▶ _Given task_: Your task is to repeat the listing exactly.

┄┄┄┄┄┄

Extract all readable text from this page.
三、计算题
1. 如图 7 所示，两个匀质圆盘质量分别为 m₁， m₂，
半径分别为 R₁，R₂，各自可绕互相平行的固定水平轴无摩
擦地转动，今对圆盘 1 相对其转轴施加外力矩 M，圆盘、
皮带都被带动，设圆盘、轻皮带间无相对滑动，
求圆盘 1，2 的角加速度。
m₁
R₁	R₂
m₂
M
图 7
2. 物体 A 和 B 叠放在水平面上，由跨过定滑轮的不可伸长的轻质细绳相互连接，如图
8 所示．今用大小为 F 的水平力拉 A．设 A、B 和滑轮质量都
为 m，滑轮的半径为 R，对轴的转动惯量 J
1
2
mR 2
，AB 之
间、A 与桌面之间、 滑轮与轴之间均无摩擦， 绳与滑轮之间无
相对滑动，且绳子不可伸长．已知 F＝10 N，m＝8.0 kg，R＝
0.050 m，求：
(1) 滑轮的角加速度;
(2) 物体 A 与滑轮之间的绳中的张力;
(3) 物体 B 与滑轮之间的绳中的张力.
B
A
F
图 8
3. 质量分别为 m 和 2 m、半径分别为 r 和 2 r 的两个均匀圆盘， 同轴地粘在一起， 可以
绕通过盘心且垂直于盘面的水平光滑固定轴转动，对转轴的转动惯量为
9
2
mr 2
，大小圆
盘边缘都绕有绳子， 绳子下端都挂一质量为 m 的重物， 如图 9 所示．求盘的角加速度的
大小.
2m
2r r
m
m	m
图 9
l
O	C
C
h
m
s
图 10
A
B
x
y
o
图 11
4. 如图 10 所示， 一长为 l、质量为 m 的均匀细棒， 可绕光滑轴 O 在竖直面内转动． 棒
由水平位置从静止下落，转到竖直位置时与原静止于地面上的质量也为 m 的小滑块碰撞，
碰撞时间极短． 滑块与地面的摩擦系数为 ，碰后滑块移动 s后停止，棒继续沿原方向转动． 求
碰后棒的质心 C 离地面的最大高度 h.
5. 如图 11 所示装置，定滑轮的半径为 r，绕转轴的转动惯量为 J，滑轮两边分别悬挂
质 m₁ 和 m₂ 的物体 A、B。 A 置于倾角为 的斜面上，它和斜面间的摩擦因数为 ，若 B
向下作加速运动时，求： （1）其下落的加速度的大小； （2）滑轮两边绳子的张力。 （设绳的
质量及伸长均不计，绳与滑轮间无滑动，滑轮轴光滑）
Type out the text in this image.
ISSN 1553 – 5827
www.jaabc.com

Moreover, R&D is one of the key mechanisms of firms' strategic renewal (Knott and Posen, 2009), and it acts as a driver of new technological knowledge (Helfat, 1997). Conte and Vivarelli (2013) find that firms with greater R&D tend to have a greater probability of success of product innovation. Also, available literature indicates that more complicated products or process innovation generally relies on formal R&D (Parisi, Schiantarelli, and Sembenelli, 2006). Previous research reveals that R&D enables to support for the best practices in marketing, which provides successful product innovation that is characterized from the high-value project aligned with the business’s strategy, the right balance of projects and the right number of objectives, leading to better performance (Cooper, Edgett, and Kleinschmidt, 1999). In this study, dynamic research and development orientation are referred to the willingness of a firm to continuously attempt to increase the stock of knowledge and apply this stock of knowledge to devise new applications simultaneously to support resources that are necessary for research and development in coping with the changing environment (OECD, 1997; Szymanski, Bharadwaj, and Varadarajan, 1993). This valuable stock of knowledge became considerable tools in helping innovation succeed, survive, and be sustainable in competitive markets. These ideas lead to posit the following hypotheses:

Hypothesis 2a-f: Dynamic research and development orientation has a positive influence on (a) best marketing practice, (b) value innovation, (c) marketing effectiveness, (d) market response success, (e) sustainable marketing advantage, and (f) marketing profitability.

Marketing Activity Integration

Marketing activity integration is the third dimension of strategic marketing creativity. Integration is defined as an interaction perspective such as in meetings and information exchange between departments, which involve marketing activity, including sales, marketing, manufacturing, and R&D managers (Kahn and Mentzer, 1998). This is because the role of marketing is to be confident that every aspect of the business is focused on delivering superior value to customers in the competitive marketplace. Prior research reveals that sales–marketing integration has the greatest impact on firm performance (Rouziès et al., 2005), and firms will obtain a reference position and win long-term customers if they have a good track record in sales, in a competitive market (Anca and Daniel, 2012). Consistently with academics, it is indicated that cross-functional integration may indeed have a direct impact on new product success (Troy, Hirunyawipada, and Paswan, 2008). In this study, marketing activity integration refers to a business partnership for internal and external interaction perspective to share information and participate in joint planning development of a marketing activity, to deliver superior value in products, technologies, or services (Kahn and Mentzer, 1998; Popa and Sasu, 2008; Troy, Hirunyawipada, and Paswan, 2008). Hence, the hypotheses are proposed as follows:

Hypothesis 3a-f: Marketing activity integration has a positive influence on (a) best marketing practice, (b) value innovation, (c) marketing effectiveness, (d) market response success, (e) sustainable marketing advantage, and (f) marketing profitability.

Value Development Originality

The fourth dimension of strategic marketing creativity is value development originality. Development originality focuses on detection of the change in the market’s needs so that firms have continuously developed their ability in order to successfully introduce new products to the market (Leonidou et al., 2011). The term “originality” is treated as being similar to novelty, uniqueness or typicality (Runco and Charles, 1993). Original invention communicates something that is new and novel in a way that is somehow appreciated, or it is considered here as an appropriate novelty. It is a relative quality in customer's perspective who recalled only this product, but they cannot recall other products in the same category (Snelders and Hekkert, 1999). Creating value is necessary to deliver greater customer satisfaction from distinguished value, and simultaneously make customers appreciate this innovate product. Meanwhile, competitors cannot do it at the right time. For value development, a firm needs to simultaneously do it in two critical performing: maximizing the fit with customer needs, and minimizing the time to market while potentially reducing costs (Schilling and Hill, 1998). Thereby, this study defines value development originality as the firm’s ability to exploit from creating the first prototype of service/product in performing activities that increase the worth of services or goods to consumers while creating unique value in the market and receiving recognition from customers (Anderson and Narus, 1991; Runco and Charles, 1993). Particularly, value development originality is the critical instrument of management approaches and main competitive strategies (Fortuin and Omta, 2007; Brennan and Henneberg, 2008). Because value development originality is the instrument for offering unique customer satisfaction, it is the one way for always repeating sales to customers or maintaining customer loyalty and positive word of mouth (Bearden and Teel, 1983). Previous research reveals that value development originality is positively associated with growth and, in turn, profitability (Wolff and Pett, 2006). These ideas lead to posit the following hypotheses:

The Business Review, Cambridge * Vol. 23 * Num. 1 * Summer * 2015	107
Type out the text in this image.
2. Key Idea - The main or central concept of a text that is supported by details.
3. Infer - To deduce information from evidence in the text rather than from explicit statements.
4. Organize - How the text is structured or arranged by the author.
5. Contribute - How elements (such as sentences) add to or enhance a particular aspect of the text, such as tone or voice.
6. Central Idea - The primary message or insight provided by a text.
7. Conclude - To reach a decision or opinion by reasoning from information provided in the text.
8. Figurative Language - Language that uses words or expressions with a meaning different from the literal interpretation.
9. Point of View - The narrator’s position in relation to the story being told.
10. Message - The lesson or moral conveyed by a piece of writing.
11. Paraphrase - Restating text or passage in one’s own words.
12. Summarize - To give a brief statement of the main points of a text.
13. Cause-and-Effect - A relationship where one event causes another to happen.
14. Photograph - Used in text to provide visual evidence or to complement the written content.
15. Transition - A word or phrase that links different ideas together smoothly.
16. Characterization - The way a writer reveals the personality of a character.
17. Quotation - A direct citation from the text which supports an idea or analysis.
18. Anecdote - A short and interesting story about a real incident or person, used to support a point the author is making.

┄┄┄┄┄┄

▶ _Response_:
Extract all readable text from this page.
三、计算题
1. 如图 7 所示，两个匀质圆盘质量分别为 m₁， m₂，
半径分别为 R₁，R₂，各自可绕互相平行的固定水平轴无摩
擦地转动，今对圆盘 1 相对其转轴施加外力矩 M，圆盘、
皮带都被带动，设圆盘、轻皮带间无相对滑动，
求圆盘 1，2 的角加速度。
m₁
R₁	R₂
m₂
M
图 7
2. 物体 A 和 B 叠放在水平面上，由跨过定滑轮的不可伸长的轻质细绳相互连接，如图
8 所示．今用大小为 F 的水平力拉 A．设 A、B 和滑轮质量都
为 m，滑轮的半径为 R，对轴的转动惯量 J
1
2
mR 2
，AB 之
间、A 与桌面之间、 滑轮与轴之间均无摩擦， 绳与滑轮之间无
相对滑动，且绳子不可伸长．已知 F＝10 N，m＝8.0 kg，R＝
0.050 m，求：
(1) 滑轮的角加速度;
(2) 物体 A 与滑轮之间的绳中的张力;
(3) 物体 B 与滑轮之间的绳中的张力.
B
A
F
图 8
3. 质量分别为 m 和 2 m、半径分别为 r 和 2 r 的两个均匀圆盘， 同轴地粘在一起， 可以
绕通过盘心且垂直于盘面的水平光滑固定轴转动，对转轴的转动惯量为
9
2
mr 2
，大小圆
盘边缘都绕有绳子， 绳子下端都挂一质量为 m 的重物， 如图 9 所示．求盘的角加速度的
大小.
2m
2r r
m
m	m
图 9
l
O	C
C
h
m
s
图 10
A
B
x
y
o
图 11
4. 如图 10 所示， 一长为 l、质量为 m 的均匀细棒， 可绕光滑轴 O 在竖直面内转动． 棒
由水平位置从静止下落，转到竖直位置时与原静止于地面上的质量也为 m 的小滑块碰撞，
碰撞时间极短． 滑块与地面的摩擦系数为 ，碰后滑块移动 s后停止，棒继续沿原方向转动． 求
碰后棒的质心 C 离地面的最大高度 h.
5. 如图 11 所示装置，定滑轮的半径为 r，绕转轴的转动惯量为 J，滑轮两边分别悬挂
质 m₁ 和 m₂ 的物体 A、B。 A 置于倾角为 的斜面上，它和斜面间的摩擦因数为 ，若 B
向下作加速运动时，求： （1）其下落的加速度的大小； （2）滑轮两边绳子的张力。 （设绳的
质量及伸长均不计，绳与滑轮间无滑动，滑轮轴光滑）
Type out the text in this image.
ISSN 1553 – 5827
www.jaabc.com

Moreover, R&D is one of the key mechanisms of firms' strategic renewal (Knott and Posen, 2009), and it acts as a driver of new technological knowledge (Helfat, 1997). Conte and Vivarelli (2013) find that firms with greater R&D tend to have a greater probability of success of product innovation. Also, available literature indicates that more complicated products or process innovation generally relies on formal R&D (Parisi, Schiantarelli, and Sembenelli, 2006). Previous research reveals that R&D enables to support for the best practices in marketing, which provides successful product innovation that is characterized from the high-value project aligned with the business’s strategy, the right balance of projects and the right number of objectives, leading to better performance (Cooper, Edgett, and Kleinschmidt, 1999). In this study, dynamic research and development orientation are referred to the willingness of a firm to continuously attempt to increase the stock of knowledge and apply this stock of knowledge to devise new applications simultaneously to support resources that are necessary for research and development in coping with the changing environment (OECD, 1997; Szymanski, Bharadwaj, and Varadarajan, 1993). This valuable stock of knowledge became considerable tools in helping innovation succeed, survive, and be sustainable in competitive markets. These ideas lead to posit the following hypotheses:

Hypothesis 2a-f: Dynamic research and development orientation has a positive influence on (a) best marketing practice, (b) value innovation, (c) marketing effectiveness, (d) market response success, (e) sustainable marketing advantage, and (f) marketing profitability.

Marketing Activity Integration

Marketing activity integration is the third dimension of strategic marketing creativity. Integration is defined as an interaction perspective such as in meetings and information exchange between departments, which involve marketing activity, including sales, marketing, manufacturing, and R&D managers (Kahn and Mentzer, 1998). This is because the role of marketing is to be confident that every aspect of the business is focused on delivering superior value to customers in the competitive marketplace. Prior research reveals that sales–marketing integration has the greatest impact on firm performance (Rouziès et al., 2005), and firms will obtain a reference position and win long-term customers if they have a good track record in sales, in a competitive market (Anca and Daniel, 2012). Consistently with academics, it is indicated that cross-functional integration may indeed have a direct impact on new product success (Troy, Hirunyawipada, and Paswan, 2008). In this study, marketing activity integration refers to a business partnership for internal and external interaction perspective to share information and participate in joint planning development of a marketing activity, to deliver superior value in products, technologies, or services (Kahn and Mentzer, 1998; Popa and Sasu, 2008; Troy, Hirunyawipada, and Paswan, 2008). Hence, the hypotheses are proposed as follows:

Hypothesis 3a-f: Marketing activity integration has a positive influence on (a) best marketing practice, (b) value innovation, (c) marketing effectiveness, (d) market response success, (e) sustainable marketing advantage, and (f) marketing profitability.

Value Development Originality

The fourth dimension of strategic marketing creativity is value development originality. Development originality focuses on detection of the change in the market’s needs so that firms have continuously developed their ability in order to successfully introduce new products to the market (Leonidou et al., 2011). The term “originality” is treated as being similar to novelty, uniqueness or typicality (Runco and Charles, 1993). Original invention communicates something that is new and novel in a way that is somehow appreciated, or it is considered here as an appropriate novelty. It is a relative quality in customer's perspective who recalled only this product, but they cannot recall other products in the same category (Snelders and Hekkert, 1999). Creating value is necessary to deliver greater customer satisfaction from distinguished value, and simultaneously make customers appreciate this innovate product. Meanwhile, competitors cannot do it at the right time. For value development, a firm needs to simultaneously do it in two critical performing: maximizing the fit with customer needs, and minimizing the time to market while potentially reducing costs (Schilling and Hill, 1998). Thereby, this study defines value development originality as the firm’s ability to exploit from creating the first prototype of service/product in performing activities that increase the worth of services or goods to consumers while creating unique value in the market and receiving recognition from customers (Anderson and Narus, 1991; Runco and Charles, 1993). Particularly, value development originality is the critical instrument of management approaches and main competitive strategies (Fortuin and Omta, 2007; Brennan and Henneberg, 2008). Because value development originality is the instrument for offering unique customer satisfaction, it is the one way for always repeating sales to customers or maintaining customer loyalty and positive word of mouth (Bearden and Teel, 1983). Previous research reveals that value development originality is positively associated with growth and, in turn, profitability (Wolff and Pett, 2006). These ideas lead to posit the following hypotheses:

The Business Review, Cambridge * Vol. 23 * Num. 1 * Summer * 2015	107
Type out the text in this image.
2. Key Idea - The main or central concept of a text that is supported by details.
3. Infer - To deduce information from evidence in the text rather than from explicit statements.
4. Organize - How the text is structured or arranged by the author.
5. Contribute - How elements (such as sentences) add to or enhance a particular aspect of the text, such as tone or voice.
6. Central Idea - The primary message or insight provided by a text.
7. Conclude - To reach a decision or opinion by reasoning from information provided in the text.
8. Figurative Language - Language that uses words or expressions with a meaning different from the literal interpretation.
9. Point of View - The narrator’s position in relation to the story being told.
10. Message - The lesson or moral conveyed by a piece of writing.
11. Paraphrase - Restating text or passage in one’s own words.
12. Summarize - To give a brief statement of the main points of a text.
13. Cause-and-Effect - A relationship where one event causes another to happen.
14. Photograph - Used in text to provide visual evidence or to complement the written content.
15. Transition - A word or phrase that links different ideas together smoothly.
16. Characterization - The way a writer reveals the personality of a character.
17. Quotation - A direct citation from the text which supports an idea or analysis.
18. Anecdote - A short and interesting story about a real incident or person, used to support a point the author is making.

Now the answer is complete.